• Records for the task:

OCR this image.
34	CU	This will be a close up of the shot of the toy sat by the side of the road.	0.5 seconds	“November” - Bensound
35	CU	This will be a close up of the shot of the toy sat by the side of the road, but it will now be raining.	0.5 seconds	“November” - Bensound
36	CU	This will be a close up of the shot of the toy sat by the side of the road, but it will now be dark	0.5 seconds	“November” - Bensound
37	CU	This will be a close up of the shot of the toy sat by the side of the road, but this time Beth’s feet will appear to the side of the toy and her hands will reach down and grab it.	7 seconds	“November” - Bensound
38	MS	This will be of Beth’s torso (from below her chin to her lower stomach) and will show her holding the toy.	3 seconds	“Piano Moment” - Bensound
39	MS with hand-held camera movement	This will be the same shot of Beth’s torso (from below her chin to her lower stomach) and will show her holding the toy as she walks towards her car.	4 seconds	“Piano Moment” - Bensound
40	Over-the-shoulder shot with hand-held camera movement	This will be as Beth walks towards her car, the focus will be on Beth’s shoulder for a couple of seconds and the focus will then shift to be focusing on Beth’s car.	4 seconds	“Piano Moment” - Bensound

• Exercise description:
Could you reproduce every record above exactly as it appears?

• In response:
OCR this image.
34	CU	This will be a close up of the shot of the toy sat by the side of the road.	0.5 seconds	“November” - Bensound
35	CU	This will be a close up of the shot of the toy sat by the side of the road, but it will now be raining.	0.5 seconds	“November” - Bensound
36	CU	This will be a close up of the shot of the toy sat by the side of the road, but it will now be dark	0.5 seconds	“November” - Bensound
37	CU	This will be a close up of the shot of the toy sat by the side of the road, but this time Beth’s feet will appear to the side of the toy and her hands will reach down and grab it.	7 seconds	“November” - Bensound
38	MS	This will be of Beth’s torso (from below her chin to her lower stomach) and will show her holding the toy.	3 seconds	“Piano Moment” - Bensound
39	MS with hand-held camera movement	This will be the same shot of Beth’s torso (from below her chin to her lower stomach) and will show her holding the toy as she walks towards her car.	4 seconds	“Piano Moment” - Bensound
40	Over-the-shoulder shot with hand-held camera movement	This will be as Beth walks towards her car, the focus will be on Beth’s shoulder for a couple of seconds and the focus will then shift to be focusing on Beth’s car.	4 seconds	“Piano Moment” - Bensound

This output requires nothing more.